Locate each line containing the string "this" and copy it out.

● Stored rows
____

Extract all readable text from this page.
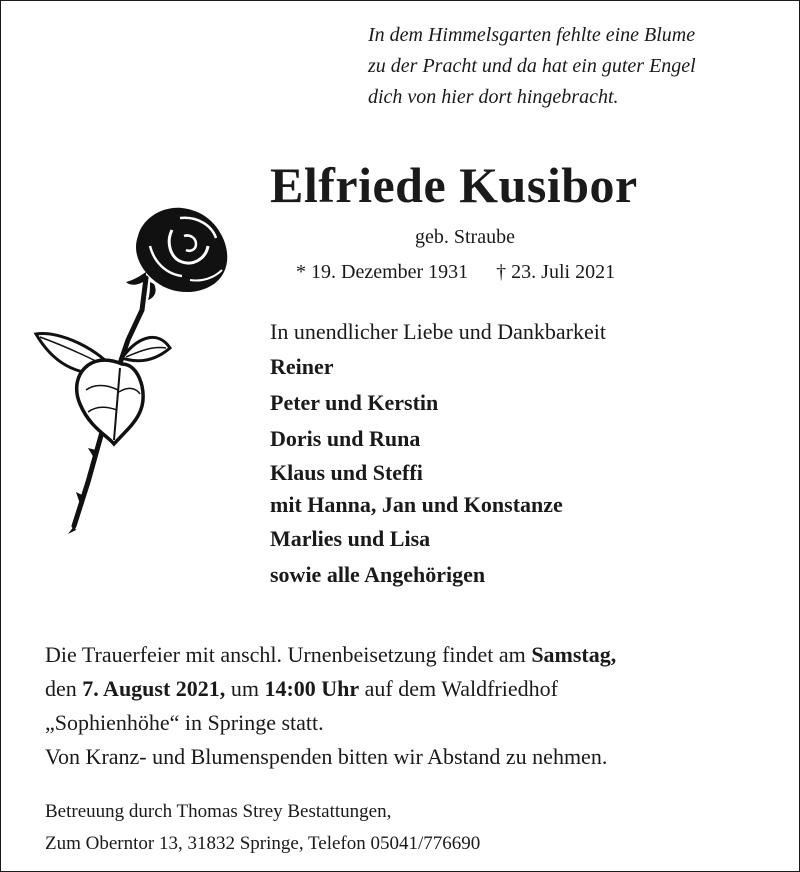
In dem Himmelsgarten fehlte eine Blume
zu der Pracht und da hat ein guter Engel
dich von hier dort hingebracht.
Elfriede Kusibor
geb. Straube
* 19. Dezember 1931 † 23. Juli 2021
In unendlicher Liebe und Dankbarkeit
Reiner
Peter und Kerstin
Doris und Runa
Klaus und Steffi
mit Hanna, Jan und Konstanze
Marlies und Lisa
sowie alle Angehörigen
Die Trauerfeier mit anschl. Urnenbeisetzung findet am Samstag,
den 7. August 2021, um 14:00 Uhr auf dem Waldfriedhof
„Sophienhöhe“ in Springe statt.
Von Kranz- und Blumenspenden bitten wir Abstand zu nehmen.
Betreuung durch Thomas Strey Bestattungen,
Zum Oberntor 13, 31832 Springe, Telefon 05041/776690
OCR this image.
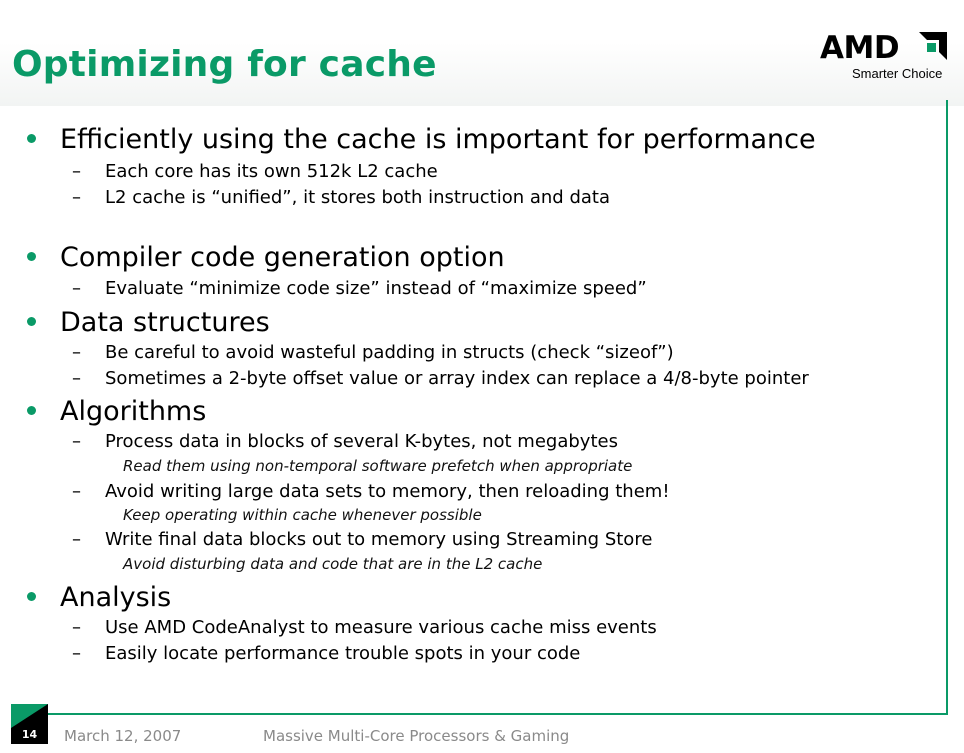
Optimizing for cache	AMD
Smarter Choice
Efficiently using the cache is important for performance
– Each core has its own 512k L2 cache
– L2 cache is “unified”, it stores both instruction and data
Compiler code generation option
– Evaluate “minimize code size” instead of “maximize speed”
Data structures
– Be careful to avoid wasteful padding in structs (check “sizeof”)
– Sometimes a 2-byte offset value or array index can replace a 4/8-byte pointer
Algorithms
– Process data in blocks of several K-bytes, not megabytes
Read them using non-temporal software prefetch when appropriate
– Avoid writing large data sets to memory, then reloading them!
Keep operating within cache whenever possible
– Write final data blocks out to memory using Streaming Store
Avoid disturbing data and code that are in the L2 cache
Analysis
– Use AMD CodeAnalyst to measure various cache miss events
– Easily locate performance trouble spots in your code
14	March 12, 2007	Massive Multi-Core Processors & Gaming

____

● Written solution
Extract all readable text from this page.
OCR this image.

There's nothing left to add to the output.